WHAT YOU ARE ASKED TO DO:
Within the records below, find each line that holds the string "attitudes", then copy it.

LISTING:
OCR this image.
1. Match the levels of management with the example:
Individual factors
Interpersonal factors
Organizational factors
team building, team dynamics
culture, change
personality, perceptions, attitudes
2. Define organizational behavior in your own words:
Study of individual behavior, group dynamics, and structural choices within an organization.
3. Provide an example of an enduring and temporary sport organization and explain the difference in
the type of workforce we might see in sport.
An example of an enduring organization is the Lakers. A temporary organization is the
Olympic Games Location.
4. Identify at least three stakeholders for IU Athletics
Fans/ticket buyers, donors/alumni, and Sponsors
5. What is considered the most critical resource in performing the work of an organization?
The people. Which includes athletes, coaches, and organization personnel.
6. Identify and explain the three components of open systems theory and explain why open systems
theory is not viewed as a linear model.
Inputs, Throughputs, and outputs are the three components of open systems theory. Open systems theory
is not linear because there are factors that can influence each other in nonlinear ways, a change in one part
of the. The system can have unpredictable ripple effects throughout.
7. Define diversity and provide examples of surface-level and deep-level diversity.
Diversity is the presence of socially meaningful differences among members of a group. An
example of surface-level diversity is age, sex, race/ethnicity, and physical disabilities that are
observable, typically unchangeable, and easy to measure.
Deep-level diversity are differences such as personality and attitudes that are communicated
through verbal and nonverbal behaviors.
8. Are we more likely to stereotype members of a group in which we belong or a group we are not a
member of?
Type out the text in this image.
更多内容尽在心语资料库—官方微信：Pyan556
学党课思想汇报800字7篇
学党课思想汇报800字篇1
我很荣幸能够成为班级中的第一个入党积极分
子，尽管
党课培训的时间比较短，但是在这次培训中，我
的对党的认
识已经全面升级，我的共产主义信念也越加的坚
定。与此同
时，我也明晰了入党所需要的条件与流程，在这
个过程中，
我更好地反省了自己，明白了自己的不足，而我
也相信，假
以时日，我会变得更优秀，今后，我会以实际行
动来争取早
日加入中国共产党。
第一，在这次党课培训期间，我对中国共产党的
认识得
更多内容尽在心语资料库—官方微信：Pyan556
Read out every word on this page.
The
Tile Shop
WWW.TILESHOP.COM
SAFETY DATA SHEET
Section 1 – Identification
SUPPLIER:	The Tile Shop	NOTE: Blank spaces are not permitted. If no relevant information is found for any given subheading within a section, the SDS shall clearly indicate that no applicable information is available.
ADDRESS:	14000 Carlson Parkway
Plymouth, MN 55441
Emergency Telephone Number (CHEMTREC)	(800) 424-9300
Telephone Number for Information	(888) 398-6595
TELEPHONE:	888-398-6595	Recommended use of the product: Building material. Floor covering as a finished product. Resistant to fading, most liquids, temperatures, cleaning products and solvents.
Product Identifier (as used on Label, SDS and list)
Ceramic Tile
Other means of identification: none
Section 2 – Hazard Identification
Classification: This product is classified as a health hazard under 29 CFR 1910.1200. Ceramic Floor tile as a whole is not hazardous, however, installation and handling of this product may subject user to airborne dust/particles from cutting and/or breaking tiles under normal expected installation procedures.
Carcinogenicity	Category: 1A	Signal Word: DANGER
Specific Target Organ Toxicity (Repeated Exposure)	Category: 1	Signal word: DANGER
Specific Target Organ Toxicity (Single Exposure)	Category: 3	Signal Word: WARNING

SOLVED EXERCISE:
personality, perceptions, attitudes
Deep-level diversity are differences such as personality and attitudes that are communicated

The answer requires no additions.